[Excerpted passage]

Tipo de recurso: artículo
Estado:Versión aceptada para publicación
Fecha de publicación:2014
País:España
Institución:Consejo Superior de Investigaciones Científicas (CSIC)
Repositorio:DIGITAL.CSIC. Repositorio Institucional del CSIC
OAI Identifier:oai:digital.csic.es:10261/399785
Acceso en línea:http://hdl.handle.net/10261/399785
Access Level:acceso abierto
Palabra clave:Circumstellar matter
Infrared: stars
Stars: formation
Stars: individual (OMC-2 FIR 4)

[/Excerpted passage]
[Data for review]

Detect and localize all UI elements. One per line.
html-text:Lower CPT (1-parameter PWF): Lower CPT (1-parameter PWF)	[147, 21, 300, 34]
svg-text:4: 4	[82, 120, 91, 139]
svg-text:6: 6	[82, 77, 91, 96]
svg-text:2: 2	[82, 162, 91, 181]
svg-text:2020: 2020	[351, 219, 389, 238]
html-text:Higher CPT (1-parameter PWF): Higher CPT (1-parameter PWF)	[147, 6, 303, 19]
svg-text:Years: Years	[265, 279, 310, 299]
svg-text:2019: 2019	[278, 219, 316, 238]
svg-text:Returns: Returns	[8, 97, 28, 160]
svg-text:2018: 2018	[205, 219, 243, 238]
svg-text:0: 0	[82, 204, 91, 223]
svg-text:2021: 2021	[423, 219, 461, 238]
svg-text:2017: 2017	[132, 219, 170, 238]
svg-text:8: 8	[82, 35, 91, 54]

[/Data for review]

Return the full catalog entry for the OMC-2 FIR 4 article, word for word.

* Result of the exercise *
Tipo de recurso: artículo
Estado:Versión aceptada para publicación
Fecha de publicación:2014
País:España
Institución:Consejo Superior de Investigaciones Científicas (CSIC)
Repositorio:DIGITAL.CSIC. Repositorio Institucional del CSIC
OAI Identifier:oai:digital.csic.es:10261/399785
Acceso en línea:http://hdl.handle.net/10261/399785
Access Level:acceso abierto
Palabra clave:Circumstellar matter
Infrared: stars
Stars: formation
Stars: individual (OMC-2 FIR 4)